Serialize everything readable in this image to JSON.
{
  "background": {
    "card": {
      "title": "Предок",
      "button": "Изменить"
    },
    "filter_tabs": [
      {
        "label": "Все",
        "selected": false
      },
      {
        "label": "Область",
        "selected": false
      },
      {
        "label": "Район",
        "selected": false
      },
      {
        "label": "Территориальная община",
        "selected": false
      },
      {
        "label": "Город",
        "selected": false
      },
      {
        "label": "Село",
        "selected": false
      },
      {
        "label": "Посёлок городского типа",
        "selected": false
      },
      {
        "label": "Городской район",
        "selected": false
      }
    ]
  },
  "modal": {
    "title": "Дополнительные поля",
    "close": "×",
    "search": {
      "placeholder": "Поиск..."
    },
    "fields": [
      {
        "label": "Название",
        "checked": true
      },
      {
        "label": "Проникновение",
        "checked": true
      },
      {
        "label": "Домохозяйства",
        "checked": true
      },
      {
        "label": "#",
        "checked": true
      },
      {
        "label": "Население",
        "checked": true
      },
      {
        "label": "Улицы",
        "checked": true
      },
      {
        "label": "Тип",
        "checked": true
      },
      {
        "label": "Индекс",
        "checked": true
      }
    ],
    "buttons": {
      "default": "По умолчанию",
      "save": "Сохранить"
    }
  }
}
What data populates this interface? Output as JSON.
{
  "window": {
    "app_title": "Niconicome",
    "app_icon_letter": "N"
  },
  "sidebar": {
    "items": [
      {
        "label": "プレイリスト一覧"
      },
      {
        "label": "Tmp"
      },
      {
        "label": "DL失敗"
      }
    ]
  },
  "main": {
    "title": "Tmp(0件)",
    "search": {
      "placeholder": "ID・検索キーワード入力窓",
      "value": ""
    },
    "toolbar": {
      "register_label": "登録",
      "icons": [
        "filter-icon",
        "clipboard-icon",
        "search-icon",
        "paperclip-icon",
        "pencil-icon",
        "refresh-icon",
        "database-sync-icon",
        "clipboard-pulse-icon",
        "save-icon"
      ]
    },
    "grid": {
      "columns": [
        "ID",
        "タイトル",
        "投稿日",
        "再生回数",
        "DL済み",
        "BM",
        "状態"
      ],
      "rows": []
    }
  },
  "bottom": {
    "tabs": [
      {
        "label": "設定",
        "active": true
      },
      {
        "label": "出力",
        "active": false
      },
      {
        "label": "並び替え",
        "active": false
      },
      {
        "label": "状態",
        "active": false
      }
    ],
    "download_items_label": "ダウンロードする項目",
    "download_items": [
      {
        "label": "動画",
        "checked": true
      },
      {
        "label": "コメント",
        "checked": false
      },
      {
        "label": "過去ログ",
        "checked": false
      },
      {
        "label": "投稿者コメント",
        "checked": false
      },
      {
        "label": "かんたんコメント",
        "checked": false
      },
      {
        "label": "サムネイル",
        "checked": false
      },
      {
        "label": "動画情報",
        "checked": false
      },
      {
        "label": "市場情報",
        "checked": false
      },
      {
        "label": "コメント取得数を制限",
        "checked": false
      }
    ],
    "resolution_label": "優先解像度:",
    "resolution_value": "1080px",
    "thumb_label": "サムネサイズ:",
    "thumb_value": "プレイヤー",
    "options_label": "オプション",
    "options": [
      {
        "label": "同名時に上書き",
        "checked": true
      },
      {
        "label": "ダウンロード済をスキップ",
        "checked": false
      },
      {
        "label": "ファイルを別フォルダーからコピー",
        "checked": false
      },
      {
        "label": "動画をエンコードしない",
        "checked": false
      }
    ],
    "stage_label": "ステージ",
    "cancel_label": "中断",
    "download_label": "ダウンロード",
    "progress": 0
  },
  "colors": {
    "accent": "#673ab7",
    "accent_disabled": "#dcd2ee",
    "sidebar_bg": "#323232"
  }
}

The exercise: Filter the listing above by the word "placeholder"; copy each line that passes.

Solution to the exercise:
      "placeholder": "Поиск..."
      "placeholder": "ID・検索キーワード入力窓",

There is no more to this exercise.